Auszug:

Betreff des Beitrags: Re: Mini Collector

Verfasst: Mo Dez 29, 2014 01:08

DGL Member

Registriert: Di Mai 18, 2004 16:45
Beiträge: 2621
Wohnort: Berlin
Programmiersprache: Go, C/C++

Du könntest noch die memcpy und memcmp Funktion durch Agner Fog seine ASM lib variante ersetzen.
Diese nutzt die höchst mögliche SIMD Variante die auf der jeweiligen CPU geht, um das zu beschleunigen.

_________________
"Wer die Freiheit aufgibt um Sicherheit zu gewinnen, der wird am Ende beides verlieren"
Benjamin Franklin

Projekte: https://github.com/tak2004

Nach oben

yunharla

Betreff des Beitrags: Re: Mini Collector

Verfasst: Mo Dez 29, 2014 14:43

DGL Member

Registriert: Mo Nov 08, 2010 18:41
Beiträge: 769
Programmiersprache: Gestern

ersma bugs fixxen oder

[edit]
so, läuft jetzt alles wieder stabil. Ich konnte den Scanvorgang noch einmal wesentlich beschleunigen. Im Schnitt bleibt jetzt alles bei 100000 (große) Objekten pro Sekunden. Je nachdem wie voll der GC ist und welche Settings man benutzt, ist auch wesentlich mehr drinne

Die BTGE fährt mit folgenden Einstellungen etwa 50000 Objekte pro Sekunde, vorher waren es 10000 (Boehm sogar nur 2000):
#define MEMORY_POOL_SIZE (1024 * 1024 * 1024) //defines the length of each memory pool
#define NUM_SCAN_BUFFER 8
#define NUM_OBJECT_SLOWDOWN 400

Also, auf ganzer Linie ein Erfolg (jedenfalls bei mir)

Code:

 
 
 
//This is free and unencumbered software released into the public domain.
//
//Anyone is free to copy, modify, publish, use, compile, sell, or
//distribute this software, either in source code form or as a compiled
//binary, for any purpose, commercial or non - commercial, and by any
//means.

Auszüge aus Datensatz:
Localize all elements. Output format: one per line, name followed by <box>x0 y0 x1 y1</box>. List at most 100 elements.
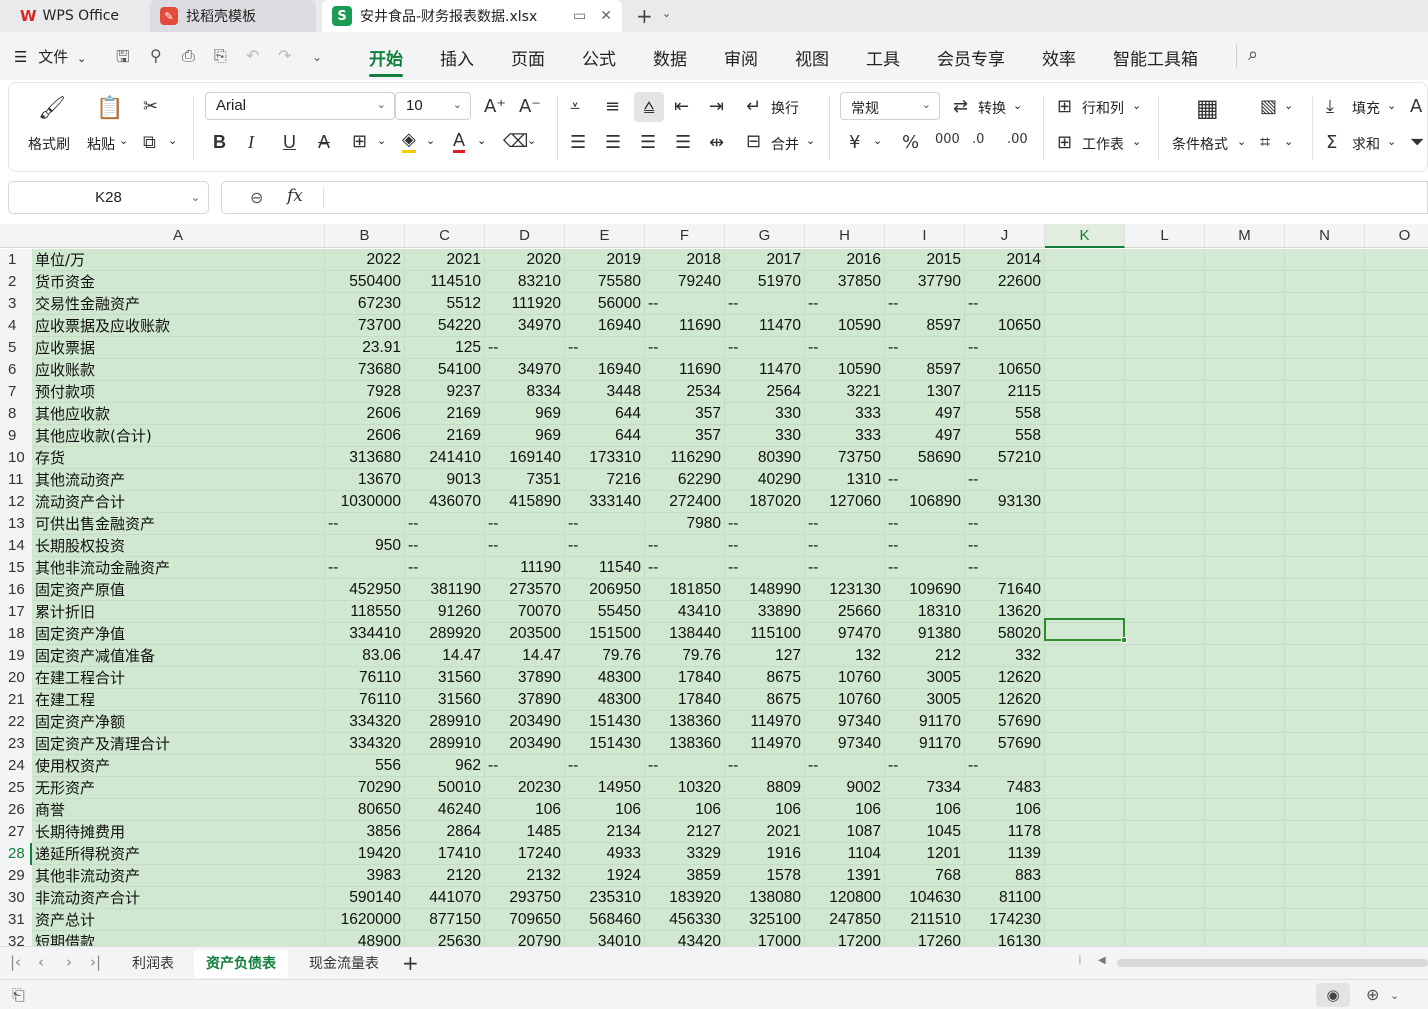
data-cell[interactable]: 2169 <box>405 425 485 447</box>
data-cell[interactable]: -- <box>805 337 885 359</box>
data-cell[interactable]: 20230 <box>485 777 565 799</box>
data-cell[interactable]: 3005 <box>885 667 965 689</box>
empty-cell[interactable] <box>1125 667 1205 689</box>
data-cell[interactable]: 8597 <box>885 359 965 381</box>
data-cell[interactable]: 12620 <box>965 689 1045 711</box>
chevron-down-icon[interactable]: ⌄ <box>377 134 386 147</box>
empty-cell[interactable] <box>1045 381 1125 403</box>
column-header-c[interactable]: C <box>405 224 485 248</box>
data-cell[interactable]: -- <box>805 755 885 777</box>
data-cell[interactable]: 138360 <box>645 733 725 755</box>
empty-cell[interactable] <box>1045 271 1125 293</box>
tab-file[interactable]: S 安井食品-财务报表数据.xlsx ▭ ✕ <box>322 0 622 32</box>
data-cell[interactable]: 9013 <box>405 469 485 491</box>
data-cell[interactable]: 46240 <box>405 799 485 821</box>
column-header-g[interactable]: G <box>725 224 805 248</box>
column-header-n[interactable]: N <box>1285 224 1365 248</box>
chevron-down-icon[interactable]: ⌄ <box>662 7 671 20</box>
first-sheet-icon[interactable]: |‹ <box>10 953 21 971</box>
data-cell[interactable]: 415890 <box>485 491 565 513</box>
empty-cell[interactable] <box>1125 293 1205 315</box>
row-header[interactable]: 16 <box>0 579 32 601</box>
data-cell[interactable]: 3856 <box>325 821 405 843</box>
data-cell[interactable]: 169140 <box>485 447 565 469</box>
data-cell[interactable]: 80390 <box>725 447 805 469</box>
row-header[interactable]: 5 <box>0 337 32 359</box>
data-cell[interactable]: 456330 <box>645 909 725 931</box>
data-cell[interactable]: -- <box>565 755 645 777</box>
row-header[interactable]: 21 <box>0 689 32 711</box>
format-painter-icon[interactable]: 🖌 <box>38 96 66 121</box>
data-cell[interactable]: 16940 <box>565 315 645 337</box>
data-cell[interactable]: 109690 <box>885 579 965 601</box>
data-cell[interactable]: 120800 <box>805 887 885 909</box>
data-cell[interactable]: -- <box>565 535 645 557</box>
data-cell[interactable]: 330 <box>725 425 805 447</box>
data-cell[interactable]: -- <box>405 535 485 557</box>
data-cell[interactable]: -- <box>885 469 965 491</box>
convert-icon[interactable]: ⇄ <box>953 96 968 117</box>
empty-cell[interactable] <box>1205 293 1285 315</box>
data-cell[interactable]: 70290 <box>325 777 405 799</box>
data-cell[interactable]: 18310 <box>885 601 965 623</box>
data-cell[interactable]: 187020 <box>725 491 805 513</box>
data-cell[interactable]: 1087 <box>805 821 885 843</box>
data-cell[interactable]: 590140 <box>325 887 405 909</box>
data-cell[interactable]: 2016 <box>805 249 885 271</box>
data-cell[interactable]: 54100 <box>405 359 485 381</box>
empty-cell[interactable] <box>1205 601 1285 623</box>
empty-cell[interactable] <box>1285 491 1365 513</box>
data-cell[interactable]: 293750 <box>485 887 565 909</box>
empty-cell[interactable] <box>1285 337 1365 359</box>
data-cell[interactable]: 2018 <box>645 249 725 271</box>
empty-cell[interactable] <box>1045 799 1125 821</box>
data-cell[interactable]: -- <box>885 755 965 777</box>
print-icon[interactable]: ⎙ <box>182 46 195 66</box>
data-cell[interactable]: 31560 <box>405 689 485 711</box>
empty-cell[interactable] <box>1365 359 1428 381</box>
data-cell[interactable]: 104630 <box>885 887 965 909</box>
data-cell[interactable]: 79240 <box>645 271 725 293</box>
row-label-cell[interactable]: 预付款项 <box>32 381 325 403</box>
empty-cell[interactable] <box>1125 645 1205 667</box>
row-header[interactable]: 23 <box>0 733 32 755</box>
row-header[interactable]: 20 <box>0 667 32 689</box>
empty-cell[interactable] <box>1125 249 1205 271</box>
data-cell[interactable]: 3329 <box>645 843 725 865</box>
data-cell[interactable]: 1139 <box>965 843 1045 865</box>
row-column-button[interactable]: 行和列 <box>1082 98 1124 118</box>
column-header-m[interactable]: M <box>1205 224 1285 248</box>
row-label-cell[interactable]: 递延所得税资产 <box>32 843 325 865</box>
data-cell[interactable]: 4933 <box>565 843 645 865</box>
empty-cell[interactable] <box>1045 711 1125 733</box>
row-label-cell[interactable]: 固定资产原值 <box>32 579 325 601</box>
data-cell[interactable]: 2864 <box>405 821 485 843</box>
empty-cell[interactable] <box>1365 887 1428 909</box>
row-header[interactable]: 28 <box>0 843 32 865</box>
data-cell[interactable]: -- <box>645 557 725 579</box>
data-cell[interactable]: 5512 <box>405 293 485 315</box>
increase-font-icon[interactable]: A⁺ <box>484 96 506 117</box>
sum-icon[interactable]: Σ <box>1326 132 1337 153</box>
data-cell[interactable]: 114510 <box>405 271 485 293</box>
data-cell[interactable]: 2014 <box>965 249 1045 271</box>
data-cell[interactable]: 132 <box>805 645 885 667</box>
data-cell[interactable]: 12620 <box>965 667 1045 689</box>
data-cell[interactable]: 1307 <box>885 381 965 403</box>
data-cell[interactable]: 203500 <box>485 623 565 645</box>
align-middle-icon[interactable]: ≡ <box>605 96 620 117</box>
data-cell[interactable]: 436070 <box>405 491 485 513</box>
data-cell[interactable]: 2020 <box>485 249 565 271</box>
data-cell[interactable]: 768 <box>885 865 965 887</box>
align-right-icon[interactable]: ☰ <box>640 132 656 153</box>
empty-cell[interactable] <box>1045 535 1125 557</box>
row-label-cell[interactable]: 使用权资产 <box>32 755 325 777</box>
row-label-cell[interactable]: 流动资产合计 <box>32 491 325 513</box>
data-cell[interactable]: -- <box>965 337 1045 359</box>
empty-cell[interactable] <box>1205 271 1285 293</box>
data-cell[interactable]: -- <box>965 293 1045 315</box>
data-cell[interactable]: 70070 <box>485 601 565 623</box>
data-cell[interactable]: -- <box>725 535 805 557</box>
empty-cell[interactable] <box>1365 557 1428 579</box>
data-cell[interactable]: 58690 <box>885 447 965 469</box>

Aufgabe: Gib den Abschnitt des Auszugs, der mit „Registriert: Di Mai“ beginnt und bis einschließlich „lib variante ersetzen.“ reicht, erneut wieder und tausche dabei „Berlin“ gegen „Hamburg“ aus.

Erwartete Antwort:
Registriert: Di Mai 18, 2004 16:45
Beiträge: 2621
Wohnort: Hamburg
Programmiersprache: Go, C/C++

Du könntest noch die memcpy und memcmp Funktion durch Agner Fog seine ASM lib variante ersetzen.